## TASK
Output each entry below as it stands, leaving out every picture.
─── RECORDS PROVIDED ───
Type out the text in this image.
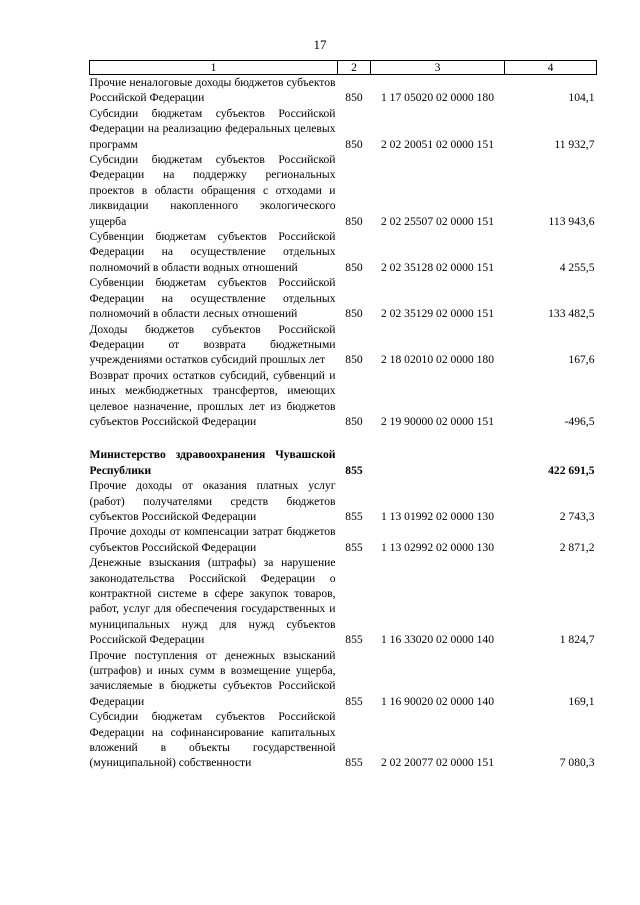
17
1	2	3	4
Прочие неналоговые доходы бюджетов субъектов Российской Федерации	850	1 17 05020 02 0000 180	104,1
Субсидии бюджетам субъектов Российской Федерации на реализацию федеральных целевых программ	850	2 02 20051 02 0000 151	11 932,7
Субсидии бюджетам субъектов Российской Федерации на поддержку региональных проектов в области обращения с отходами и ликвидации накопленного экологического ущерба	850	2 02 25507 02 0000 151	113 943,6
Субвенции бюджетам субъектов Российской Федерации на осуществление отдельных полномочий в области водных отношений	850	2 02 35128 02 0000 151	4 255,5
Субвенции бюджетам субъектов Российской Федерации на осуществление отдельных полномочий в области лесных отношений	850	2 02 35129 02 0000 151	133 482,5
Доходы бюджетов субъектов Российской Федерации от возврата бюджетными учреждениями остатков субсидий прошлых лет	850	2 18 02010 02 0000 180	167,6
Возврат прочих остатков субсидий, субвенций и иных межбюджетных трансфертов, имеющих целевое назначение, прошлых лет из бюджетов субъектов Российской Федерации	850	2 19 90000 02 0000 151	-496,5
Министерство здравоохранения Чувашской Республики	855		422 691,5
Прочие доходы от оказания платных услуг (работ) получателями средств бюджетов субъектов Российской Федерации	855	1 13 01992 02 0000 130	2 743,3
Прочие доходы от компенсации затрат бюджетов субъектов Российской Федерации	855	1 13 02992 02 0000 130	2 871,2
Денежные взыскания (штрафы) за нарушение законодательства Российской Федерации о контрактной системе в сфере закупок товаров, работ, услуг для обеспечения государственных и муниципальных нужд для нужд субъектов Российской Федерации	855	1 16 33020 02 0000 140	1 824,7
Прочие поступления от денежных взысканий (штрафов) и иных сумм в возмещение ущерба, зачисляемые в бюджеты субъектов Российской Федерации	855	1 16 90020 02 0000 140	169,1
Субсидии бюджетам субъектов Российской Федерации на софинансирование капитальных вложений в объекты государственной (муниципальной) собственности	855	2 02 20077 02 0000 151	7 080,3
───
## SOLUTION FOR THIS EXERCISE
Type out the text in this image.
17
1	2	3	4
Прочие неналоговые доходы бюджетов субъектов Российской Федерации	850	1 17 05020 02 0000 180	104,1
Субсидии бюджетам субъектов Российской Федерации на реализацию федеральных целевых программ	850	2 02 20051 02 0000 151	11 932,7
Субсидии бюджетам субъектов Российской Федерации на поддержку региональных проектов в области обращения с отходами и ликвидации накопленного экологического ущерба	850	2 02 25507 02 0000 151	113 943,6
Субвенции бюджетам субъектов Российской Федерации на осуществление отдельных полномочий в области водных отношений	850	2 02 35128 02 0000 151	4 255,5
Субвенции бюджетам субъектов Российской Федерации на осуществление отдельных полномочий в области лесных отношений	850	2 02 35129 02 0000 151	133 482,5
Доходы бюджетов субъектов Российской Федерации от возврата бюджетными учреждениями остатков субсидий прошлых лет	850	2 18 02010 02 0000 180	167,6
Возврат прочих остатков субсидий, субвенций и иных межбюджетных трансфертов, имеющих целевое назначение, прошлых лет из бюджетов субъектов Российской Федерации	850	2 19 90000 02 0000 151	-496,5
Министерство здравоохранения Чувашской Республики	855		422 691,5
Прочие доходы от оказания платных услуг (работ) получателями средств бюджетов субъектов Российской Федерации	855	1 13 01992 02 0000 130	2 743,3
Прочие доходы от компенсации затрат бюджетов субъектов Российской Федерации	855	1 13 02992 02 0000 130	2 871,2
Денежные взыскания (штрафы) за нарушение законодательства Российской Федерации о контрактной системе в сфере закупок товаров, работ, услуг для обеспечения государственных и муниципальных нужд для нужд субъектов Российской Федерации	855	1 16 33020 02 0000 140	1 824,7
Прочие поступления от денежных взысканий (штрафов) и иных сумм в возмещение ущерба, зачисляемые в бюджеты субъектов Российской Федерации	855	1 16 90020 02 0000 140	169,1
Субсидии бюджетам субъектов Российской Федерации на софинансирование капитальных вложений в объекты государственной (муниципальной) собственности	855	2 02 20077 02 0000 151	7 080,3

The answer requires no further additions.